To do: Among the lines below, count those containing the word "right". Give the number only.

•••

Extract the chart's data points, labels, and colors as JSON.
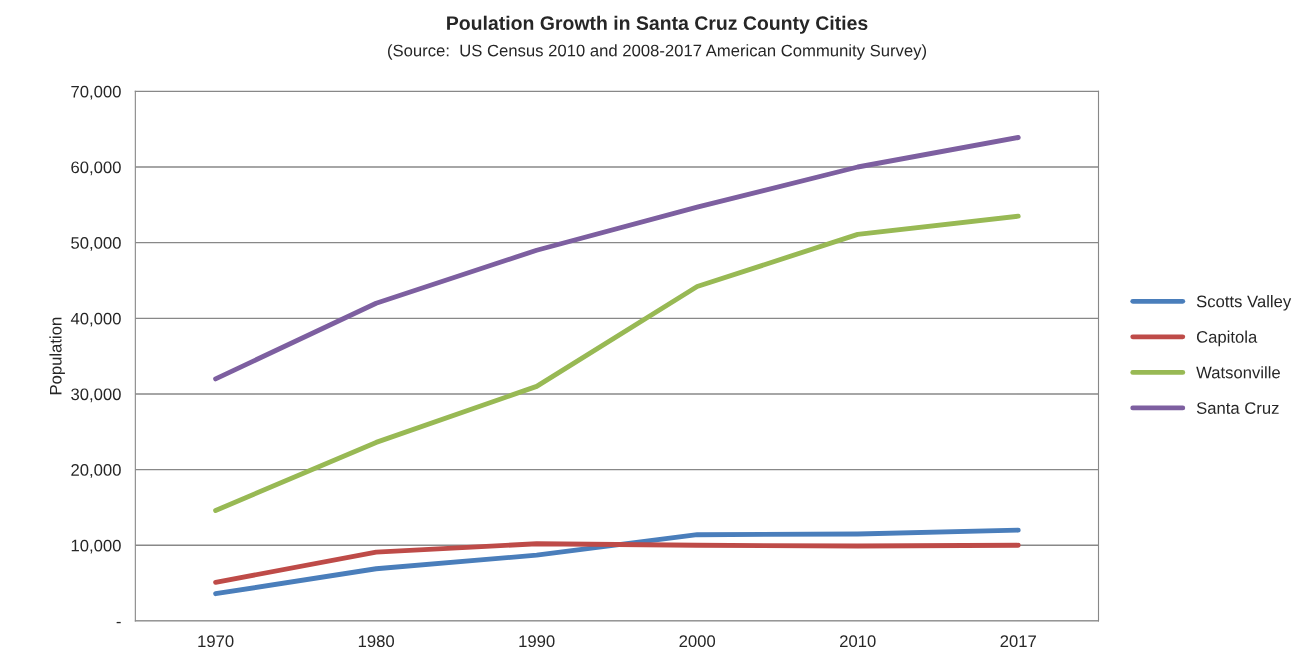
{
  "chart_data": {
    "type": "line",
    "title": "Poulation Growth in Santa Cruz County Cities",
    "subtitle": "(Source:  US Census 2010 and 2008-2017 American Community Survey)",
    "ylabel": "Population",
    "categories": [
      "1970",
      "1980",
      "1990",
      "2000",
      "2010",
      "2017"
    ],
    "series": [
      {
        "name": "Scotts Valley",
        "color": "#4a7ebb",
        "values": [
          3600,
          6900,
          8700,
          11400,
          11500,
          12000
        ]
      },
      {
        "name": "Capitola",
        "color": "#be4b48",
        "values": [
          5100,
          9100,
          10200,
          10000,
          9900,
          10000
        ]
      },
      {
        "name": "Watsonville",
        "color": "#98b954",
        "values": [
          14600,
          23600,
          31000,
          44200,
          51100,
          53500
        ]
      },
      {
        "name": "Santa Cruz",
        "color": "#7d5fa0",
        "values": [
          32000,
          42000,
          49000,
          54700,
          60000,
          63900
        ]
      }
    ],
    "ylim": [
      0,
      70000
    ],
    "yticks": [
      {
        "value": 0,
        "label": "-"
      },
      {
        "value": 10000,
        "label": "10,000"
      },
      {
        "value": 20000,
        "label": "20,000"
      },
      {
        "value": 30000,
        "label": "30,000"
      },
      {
        "value": 40000,
        "label": "40,000"
      },
      {
        "value": 50000,
        "label": "50,000"
      },
      {
        "value": 60000,
        "label": "60,000"
      },
      {
        "value": 70000,
        "label": "70,000"
      }
    ],
    "grid": "y",
    "legend": "right",
    "marker": "none",
    "line_style": "solid"
  }
}
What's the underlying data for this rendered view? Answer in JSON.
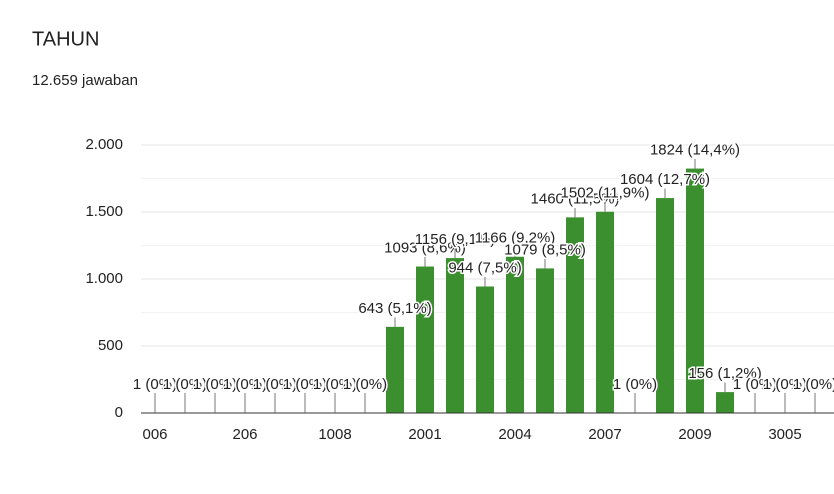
{
  "header": {
    "title": "TAHUN",
    "subtitle": "12.659 jawaban"
  },
  "chart_data": {
    "type": "bar",
    "color": "#3c8f2f",
    "grid": true,
    "categories": [
      "006",
      null,
      null,
      "206",
      null,
      null,
      "1008",
      null,
      null,
      "2001",
      null,
      null,
      "2004",
      null,
      null,
      "2007",
      null,
      null,
      "2009",
      null,
      null,
      "3005",
      null
    ],
    "values": [
      1,
      1,
      1,
      1,
      1,
      1,
      1,
      1,
      643,
      1093,
      1156,
      944,
      1166,
      1079,
      1460,
      1502,
      1,
      1604,
      1824,
      156,
      1,
      1,
      1
    ],
    "value_labels": [
      "1 (0%)",
      "1 (0%)",
      "1 (0%)",
      "1 (0%)",
      "1 (0%)",
      "1 (0%)",
      "1 (0%)",
      "1 (0%)",
      "643 (5,1%)",
      "1093 (8,6%)",
      "1156 (9,1%)",
      "944 (7,5%)",
      "1166 (9,2%)",
      "1079 (8,5%)",
      "1460 (11,5%)",
      "1502 (11,9%)",
      "1 (0%)",
      "1604 (12,7%)",
      "1824 (14,4%)",
      "156 (1,2%)",
      "1 (0%)",
      "1 (0%)",
      "1 (0%)"
    ],
    "ylim": [
      0,
      2000
    ],
    "yticks": [
      0,
      500,
      {
        "value": 1000,
        "label": "1.000"
      },
      {
        "value": 1500,
        "label": "1.500"
      },
      {
        "value": 2000,
        "label": "2.000"
      }
    ]
  }
}
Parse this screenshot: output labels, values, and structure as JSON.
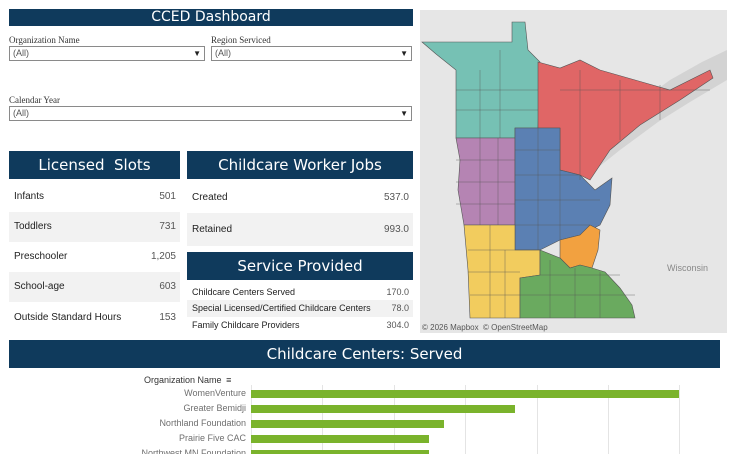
{
  "dashboard": {
    "title": "CCED Dashboard"
  },
  "filters": {
    "organization": {
      "label": "Organization Name",
      "value": "(All)"
    },
    "region": {
      "label": "Region Serviced",
      "value": "(All)"
    },
    "year": {
      "label": "Calendar Year",
      "value": "(All)"
    }
  },
  "licensed_slots": {
    "title": "Licensed  Slots",
    "rows": [
      {
        "label": "Infants",
        "value": "501"
      },
      {
        "label": "Toddlers",
        "value": "731"
      },
      {
        "label": "Preschooler",
        "value": "1,205"
      },
      {
        "label": "School-age",
        "value": "603"
      },
      {
        "label": "Outside Standard Hours",
        "value": "153"
      }
    ]
  },
  "worker_jobs": {
    "title": "Childcare Worker Jobs",
    "rows": [
      {
        "label": "Created",
        "value": "537.0"
      },
      {
        "label": "Retained",
        "value": "993.0"
      }
    ]
  },
  "service_provided": {
    "title": "Service Provided",
    "rows": [
      {
        "label": "Childcare Centers Served",
        "value": "170.0"
      },
      {
        "label": "Special Licensed/Certified Childcare Centers",
        "value": "78.0"
      },
      {
        "label": "Family Childcare Providers",
        "value": "304.0"
      }
    ]
  },
  "map": {
    "state_label": "Wisconsin",
    "attribution": "© 2026 Mapbox  © OpenStreetMap",
    "colors": {
      "teal": "#76c1b4",
      "red": "#e06666",
      "purple": "#b584b3",
      "blue": "#5b80b3",
      "yellow": "#f2cc5e",
      "orange": "#f2a140",
      "green": "#6aaa5f",
      "water": "#d3d3d3",
      "land": "#e6e6e6"
    }
  },
  "chart_data": {
    "type": "bar",
    "title": "Childcare Centers: Served",
    "ylabel": "Organization Name",
    "categories": [
      "WomenVenture",
      "Greater Bemidji",
      "Northland Foundation",
      "Prairie Five CAC",
      "Northwest MN Foundation"
    ],
    "values": [
      60,
      37,
      27,
      25,
      25
    ],
    "xlim": [
      0,
      65
    ],
    "bar_color": "#7ab32c"
  }
}
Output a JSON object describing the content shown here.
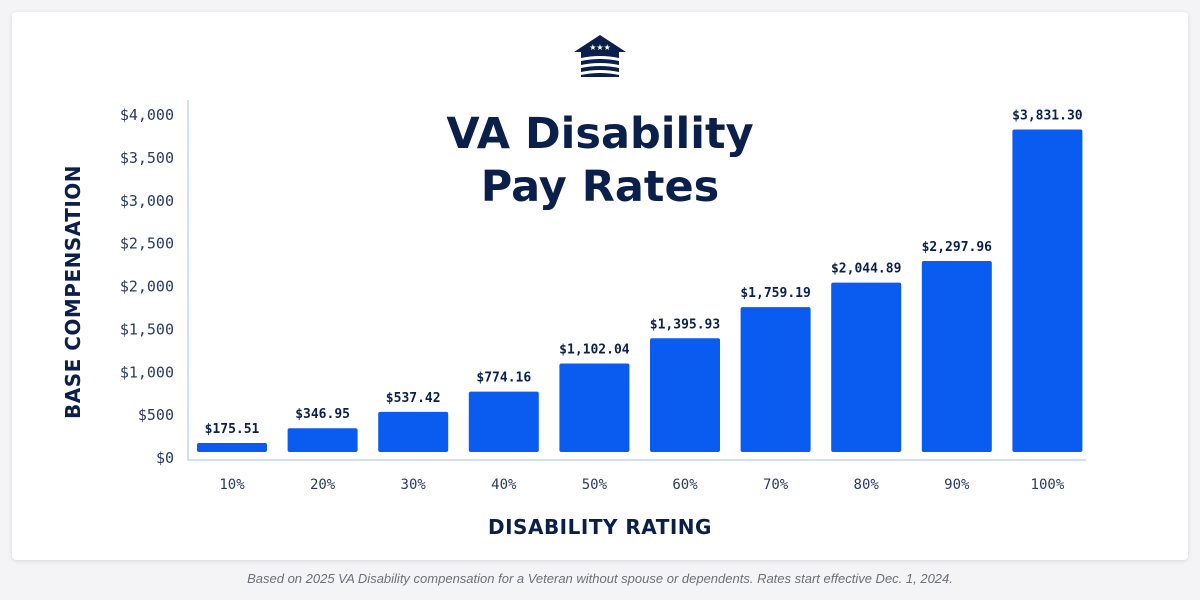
{
  "colors": {
    "bar": "#0a5cf0",
    "navy": "#0b1f4b",
    "axis_text": "#2a3a5e",
    "axis_line": "#cfe0f7"
  },
  "logo": {
    "icon": "house-flag-logo-icon"
  },
  "footnote": "Based on 2025 VA Disability compensation for a Veteran without spouse or dependents. Rates start effective Dec. 1, 2024.",
  "chart_data": {
    "type": "bar",
    "title_lines": [
      "VA Disability",
      "Pay Rates"
    ],
    "xlabel": "DISABILITY RATING",
    "ylabel": "BASE COMPENSATION",
    "categories": [
      "10%",
      "20%",
      "30%",
      "40%",
      "50%",
      "60%",
      "70%",
      "80%",
      "90%",
      "100%"
    ],
    "values": [
      175.51,
      346.95,
      537.42,
      774.16,
      1102.04,
      1395.93,
      1759.19,
      2044.89,
      2297.96,
      3831.3
    ],
    "value_labels": [
      "$175.51",
      "$346.95",
      "$537.42",
      "$774.16",
      "$1,102.04",
      "$1,395.93",
      "$1,759.19",
      "$2,044.89",
      "$2,297.96",
      "$3,831.30"
    ],
    "ylim": [
      0,
      4000
    ],
    "yticks": [
      0,
      500,
      1000,
      1500,
      2000,
      2500,
      3000,
      3500,
      4000
    ],
    "ytick_labels": [
      "$0",
      "$500",
      "$1,000",
      "$1,500",
      "$2,000",
      "$2,500",
      "$3,000",
      "$3,500",
      "$4,000"
    ],
    "grid": false,
    "legend": "none"
  }
}
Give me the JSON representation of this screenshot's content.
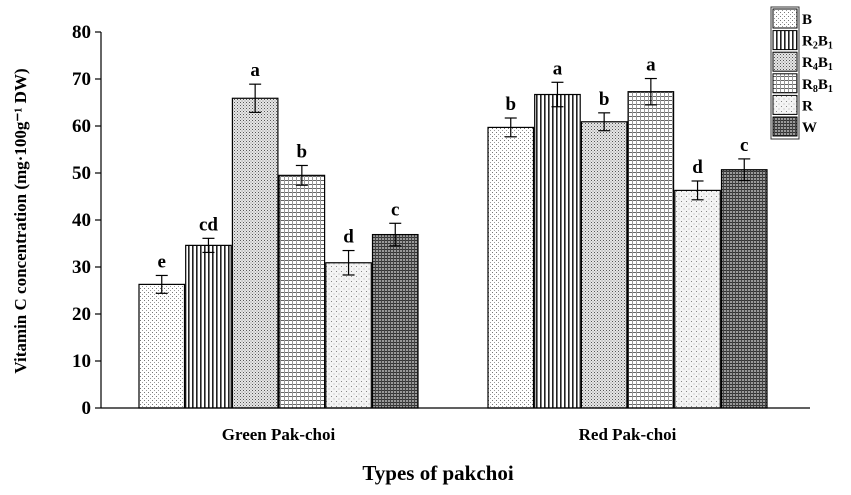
{
  "chart_data": {
    "type": "bar",
    "categories": [
      "Green Pak-choi",
      "Red Pak-choi"
    ],
    "xlabel": "Types of pakchoi",
    "ylabel": "Vitamin C concentration (mg·100g⁻¹ DW)",
    "ylim": [
      0,
      80
    ],
    "yticks": [
      "0",
      "10",
      "20",
      "30",
      "40",
      "50",
      "60",
      "70",
      "80"
    ],
    "grid": false,
    "legend_position": "top-right",
    "series": [
      {
        "name": "B",
        "name_main": "B",
        "sub1": "",
        "name_mid": "",
        "sub2": "",
        "values": [
          26.3,
          59.7
        ],
        "errors": [
          1.9,
          2.0
        ],
        "sig": [
          "e",
          "b"
        ],
        "pattern": "dots-fine"
      },
      {
        "name": "R2B1",
        "name_main": "R",
        "sub1": "2",
        "name_mid": "B",
        "sub2": "1",
        "values": [
          34.6,
          66.7
        ],
        "errors": [
          1.5,
          2.6
        ],
        "sig": [
          "cd",
          "a"
        ],
        "pattern": "vertical-lines"
      },
      {
        "name": "R4B1",
        "name_main": "R",
        "sub1": "4",
        "name_mid": "B",
        "sub2": "1",
        "values": [
          65.9,
          60.9
        ],
        "errors": [
          3.0,
          1.9
        ],
        "sig": [
          "a",
          "b"
        ],
        "pattern": "dots-dense"
      },
      {
        "name": "R8B1",
        "name_main": "R",
        "sub1": "8",
        "name_mid": "B",
        "sub2": "1",
        "values": [
          49.5,
          67.3
        ],
        "errors": [
          2.1,
          2.8
        ],
        "sig": [
          "b",
          "a"
        ],
        "pattern": "grid-fine"
      },
      {
        "name": "R",
        "name_main": "R",
        "sub1": "",
        "name_mid": "",
        "sub2": "",
        "values": [
          30.9,
          46.3
        ],
        "errors": [
          2.6,
          2.0
        ],
        "sig": [
          "d",
          "d"
        ],
        "pattern": "dots-sparse"
      },
      {
        "name": "W",
        "name_main": "W",
        "sub1": "",
        "name_mid": "",
        "sub2": "",
        "values": [
          36.9,
          50.7
        ],
        "errors": [
          2.4,
          2.3
        ],
        "sig": [
          "c",
          "c"
        ],
        "pattern": "crosshatch-dark"
      }
    ]
  }
}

•••

Correct answer: 2